Brief: Only the lines from the one containing "Transcribe the text in this document." to the end of the material are to be copied, exactly and in full; images stay out.

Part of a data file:
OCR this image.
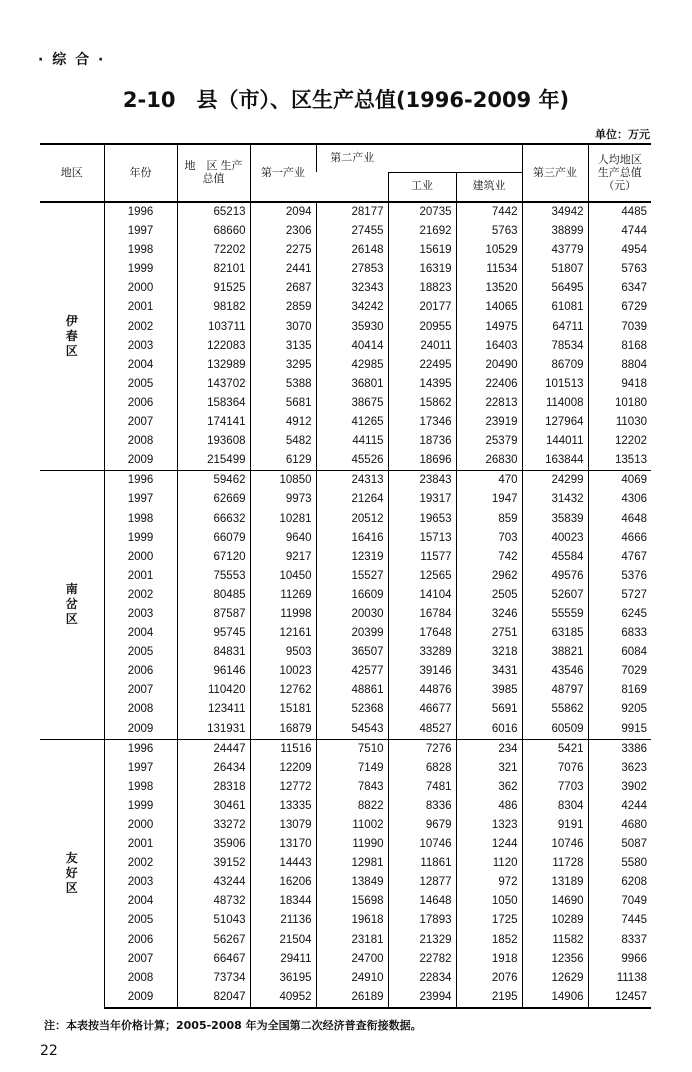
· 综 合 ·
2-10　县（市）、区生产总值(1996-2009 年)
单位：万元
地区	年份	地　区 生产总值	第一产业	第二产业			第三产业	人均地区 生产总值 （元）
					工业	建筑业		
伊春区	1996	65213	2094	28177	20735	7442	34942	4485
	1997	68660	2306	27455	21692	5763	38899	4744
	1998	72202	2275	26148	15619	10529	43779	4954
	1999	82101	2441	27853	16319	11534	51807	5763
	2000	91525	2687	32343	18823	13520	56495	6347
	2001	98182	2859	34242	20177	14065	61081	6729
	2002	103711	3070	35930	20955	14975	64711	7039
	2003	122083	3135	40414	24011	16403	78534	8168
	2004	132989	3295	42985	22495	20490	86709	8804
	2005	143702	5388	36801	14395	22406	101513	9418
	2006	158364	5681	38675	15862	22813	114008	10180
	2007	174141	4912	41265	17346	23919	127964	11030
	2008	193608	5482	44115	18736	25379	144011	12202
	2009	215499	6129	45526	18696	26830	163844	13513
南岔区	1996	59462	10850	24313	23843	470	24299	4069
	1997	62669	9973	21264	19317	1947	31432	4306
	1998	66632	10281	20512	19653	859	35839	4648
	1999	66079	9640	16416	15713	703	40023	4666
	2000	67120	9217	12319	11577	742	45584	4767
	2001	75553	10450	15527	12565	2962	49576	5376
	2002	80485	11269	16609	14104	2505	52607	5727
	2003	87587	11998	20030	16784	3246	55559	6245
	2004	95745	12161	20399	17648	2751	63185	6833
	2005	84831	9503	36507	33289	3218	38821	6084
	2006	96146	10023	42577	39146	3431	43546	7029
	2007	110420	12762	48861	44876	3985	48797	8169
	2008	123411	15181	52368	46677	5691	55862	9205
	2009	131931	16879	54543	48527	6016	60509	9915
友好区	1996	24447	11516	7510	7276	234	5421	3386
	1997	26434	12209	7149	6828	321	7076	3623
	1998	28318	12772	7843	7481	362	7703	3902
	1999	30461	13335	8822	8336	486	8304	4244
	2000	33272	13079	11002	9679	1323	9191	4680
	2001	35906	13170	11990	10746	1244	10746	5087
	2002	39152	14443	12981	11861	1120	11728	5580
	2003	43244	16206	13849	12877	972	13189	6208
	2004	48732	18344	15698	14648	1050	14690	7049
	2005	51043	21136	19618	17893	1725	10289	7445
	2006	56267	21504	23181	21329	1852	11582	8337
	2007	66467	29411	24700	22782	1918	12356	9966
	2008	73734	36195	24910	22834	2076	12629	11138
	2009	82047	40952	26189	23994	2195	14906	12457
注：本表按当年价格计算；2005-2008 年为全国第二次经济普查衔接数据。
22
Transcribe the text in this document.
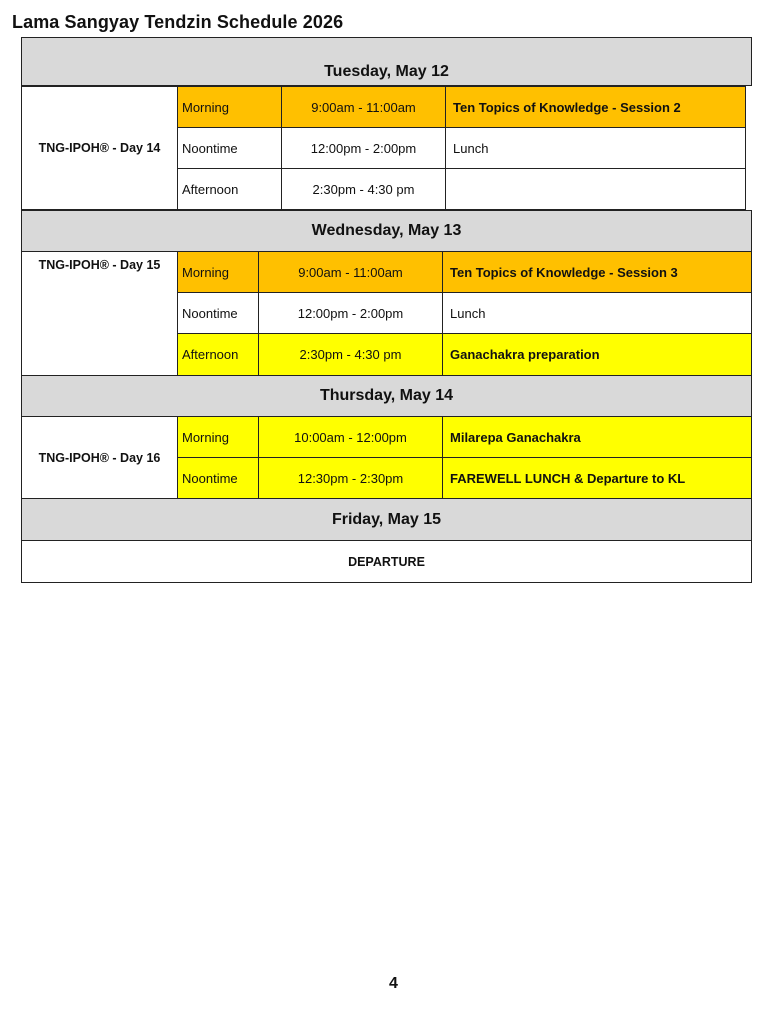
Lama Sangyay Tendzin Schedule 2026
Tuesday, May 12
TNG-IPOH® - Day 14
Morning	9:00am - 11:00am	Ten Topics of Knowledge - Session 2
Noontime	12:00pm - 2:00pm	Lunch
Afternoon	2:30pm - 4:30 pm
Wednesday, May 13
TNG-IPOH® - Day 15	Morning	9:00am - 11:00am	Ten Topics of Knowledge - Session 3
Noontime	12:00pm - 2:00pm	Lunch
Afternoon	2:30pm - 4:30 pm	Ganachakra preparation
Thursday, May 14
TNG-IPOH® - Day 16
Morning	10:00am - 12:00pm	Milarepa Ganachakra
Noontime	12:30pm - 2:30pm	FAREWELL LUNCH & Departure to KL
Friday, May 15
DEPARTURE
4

Solution for this task:
Transcribe the text in this document.
Lama Sangyay Tendzin Schedule 2026
Tuesday, May 12
TNG-IPOH® - Day 14
Morning	9:00am - 11:00am	Ten Topics of Knowledge - Session 2
Noontime	12:00pm - 2:00pm	Lunch
Afternoon	2:30pm - 4:30 pm
Wednesday, May 13
TNG-IPOH® - Day 15	Morning	9:00am - 11:00am	Ten Topics of Knowledge - Session 3
Noontime	12:00pm - 2:00pm	Lunch
Afternoon	2:30pm - 4:30 pm	Ganachakra preparation
Thursday, May 14
TNG-IPOH® - Day 16
Morning	10:00am - 12:00pm	Milarepa Ganachakra
Noontime	12:30pm - 2:30pm	FAREWELL LUNCH & Departure to KL
Friday, May 15
DEPARTURE
4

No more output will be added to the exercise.